What the task requires. Repeat the material below word for word and leave out all pictures.

Supplied data.
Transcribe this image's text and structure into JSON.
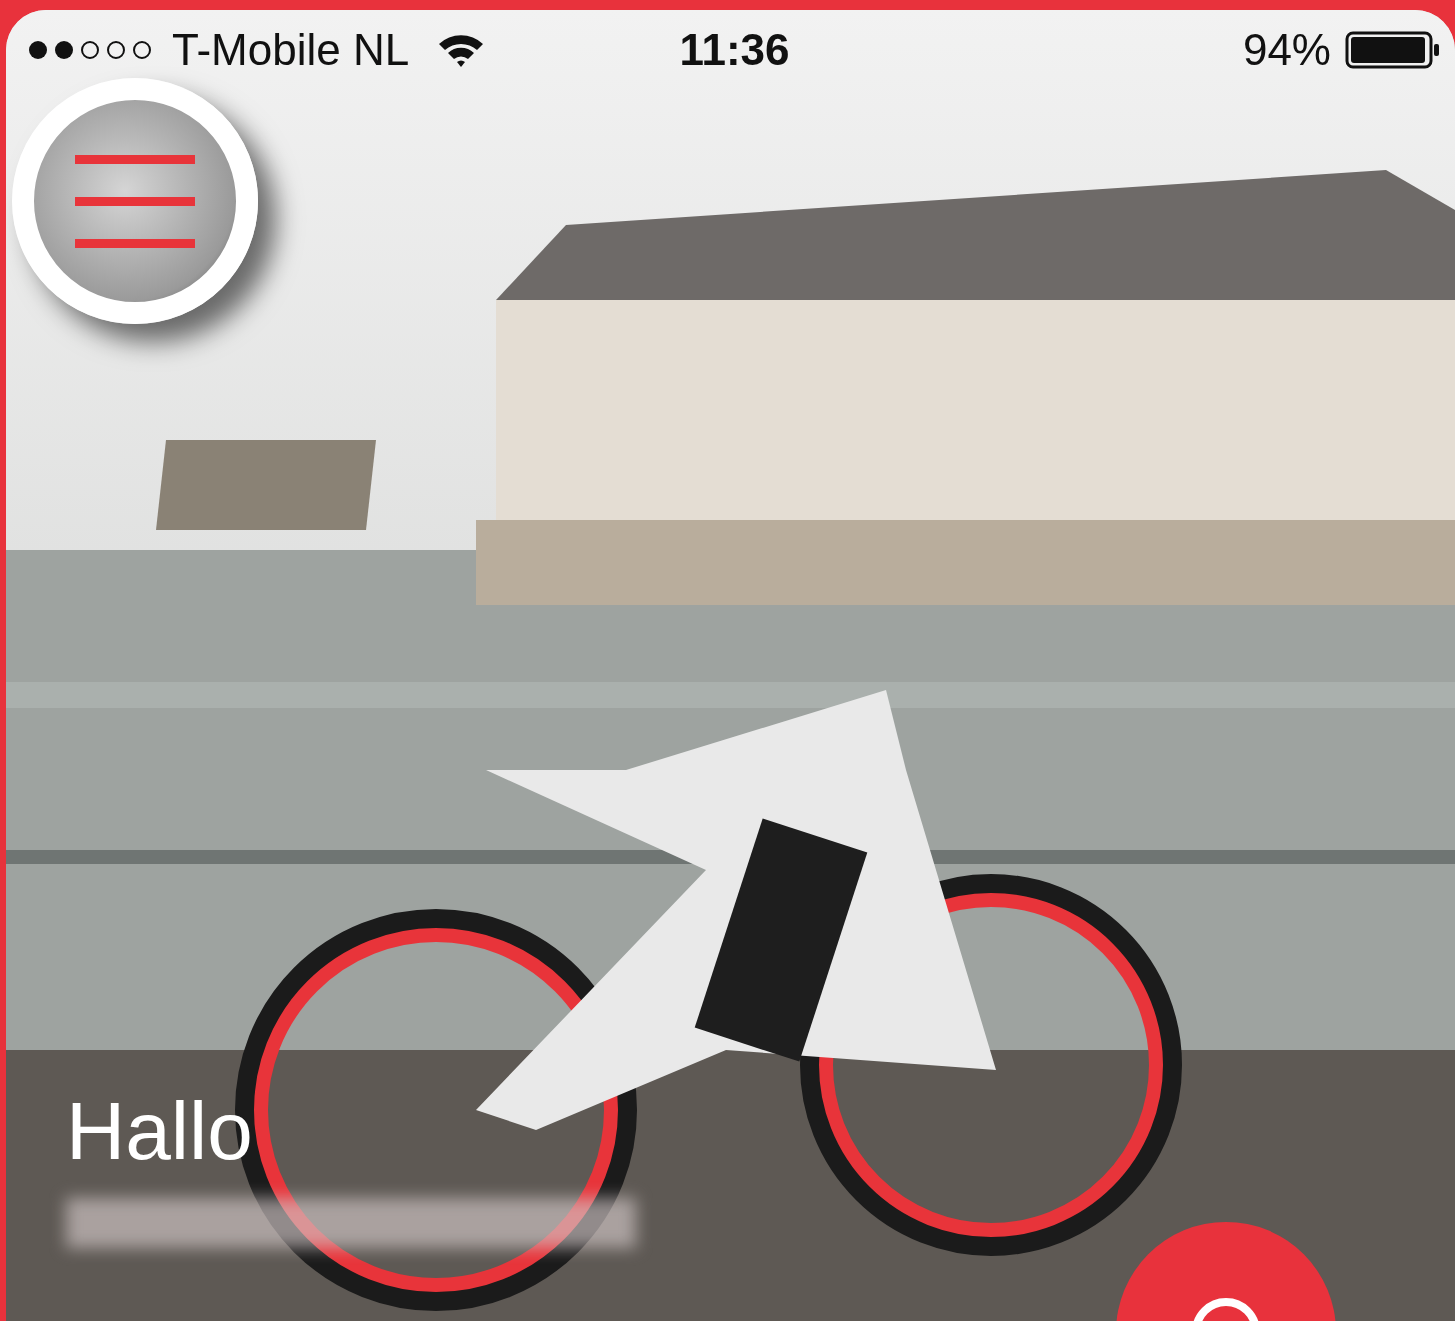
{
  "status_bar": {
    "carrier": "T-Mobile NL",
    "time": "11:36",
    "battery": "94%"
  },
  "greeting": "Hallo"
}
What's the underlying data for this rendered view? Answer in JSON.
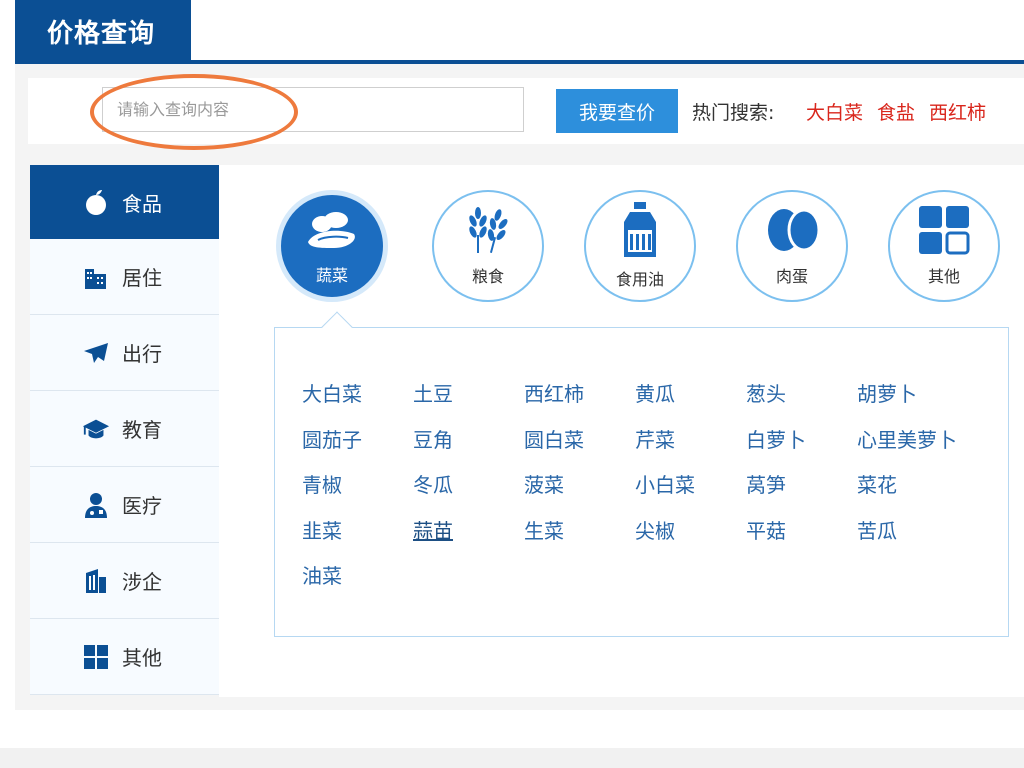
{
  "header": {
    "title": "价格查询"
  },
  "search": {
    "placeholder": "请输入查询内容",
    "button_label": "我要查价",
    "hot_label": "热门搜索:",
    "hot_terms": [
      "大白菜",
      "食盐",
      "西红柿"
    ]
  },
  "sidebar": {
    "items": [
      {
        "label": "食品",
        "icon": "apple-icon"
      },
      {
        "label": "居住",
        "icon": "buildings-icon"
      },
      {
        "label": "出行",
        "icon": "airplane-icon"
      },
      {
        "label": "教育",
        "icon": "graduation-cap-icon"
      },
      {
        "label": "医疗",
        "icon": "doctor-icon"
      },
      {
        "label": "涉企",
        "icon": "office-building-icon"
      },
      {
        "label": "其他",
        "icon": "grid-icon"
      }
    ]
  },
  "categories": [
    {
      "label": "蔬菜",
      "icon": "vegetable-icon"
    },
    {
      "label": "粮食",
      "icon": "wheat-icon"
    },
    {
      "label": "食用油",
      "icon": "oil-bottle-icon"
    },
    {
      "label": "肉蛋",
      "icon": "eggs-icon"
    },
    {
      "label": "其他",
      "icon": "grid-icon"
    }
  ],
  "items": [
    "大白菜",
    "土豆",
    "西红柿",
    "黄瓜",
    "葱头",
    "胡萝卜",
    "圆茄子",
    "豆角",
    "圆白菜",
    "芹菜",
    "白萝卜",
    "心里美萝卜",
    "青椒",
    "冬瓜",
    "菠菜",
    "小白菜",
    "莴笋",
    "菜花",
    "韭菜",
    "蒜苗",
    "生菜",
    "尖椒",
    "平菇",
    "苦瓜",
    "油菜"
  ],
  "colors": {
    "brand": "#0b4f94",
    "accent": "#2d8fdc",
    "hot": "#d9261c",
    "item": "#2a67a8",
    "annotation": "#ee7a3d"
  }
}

Finished task.
Transcribe this image's text and structure into JSON.
{
  "status_bar": {
    "carrier": "T-Mobile NL",
    "time": "11:36",
    "battery": "94%"
  },
  "greeting": "Hallo"
}
What's the underlying data for this rendered view? Answer in JSON.
{
  "header": {
    "title": "价格查询"
  },
  "search": {
    "placeholder": "请输入查询内容",
    "button_label": "我要查价",
    "hot_label": "热门搜索:",
    "hot_terms": [
      "大白菜",
      "食盐",
      "西红柿"
    ]
  },
  "sidebar": {
    "items": [
      {
        "label": "食品",
        "icon": "apple-icon"
      },
      {
        "label": "居住",
        "icon": "buildings-icon"
      },
      {
        "label": "出行",
        "icon": "airplane-icon"
      },
      {
        "label": "教育",
        "icon": "graduation-cap-icon"
      },
      {
        "label": "医疗",
        "icon": "doctor-icon"
      },
      {
        "label": "涉企",
        "icon": "office-building-icon"
      },
      {
        "label": "其他",
        "icon": "grid-icon"
      }
    ]
  },
  "categories": [
    {
      "label": "蔬菜",
      "icon": "vegetable-icon"
    },
    {
      "label": "粮食",
      "icon": "wheat-icon"
    },
    {
      "label": "食用油",
      "icon": "oil-bottle-icon"
    },
    {
      "label": "肉蛋",
      "icon": "eggs-icon"
    },
    {
      "label": "其他",
      "icon": "grid-icon"
    }
  ],
  "items": [
    "大白菜",
    "土豆",
    "西红柿",
    "黄瓜",
    "葱头",
    "胡萝卜",
    "圆茄子",
    "豆角",
    "圆白菜",
    "芹菜",
    "白萝卜",
    "心里美萝卜",
    "青椒",
    "冬瓜",
    "菠菜",
    "小白菜",
    "莴笋",
    "菜花",
    "韭菜",
    "蒜苗",
    "生菜",
    "尖椒",
    "平菇",
    "苦瓜",
    "油菜"
  ],
  "colors": {
    "brand": "#0b4f94",
    "accent": "#2d8fdc",
    "hot": "#d9261c",
    "item": "#2a67a8",
    "annotation": "#ee7a3d"
  }
}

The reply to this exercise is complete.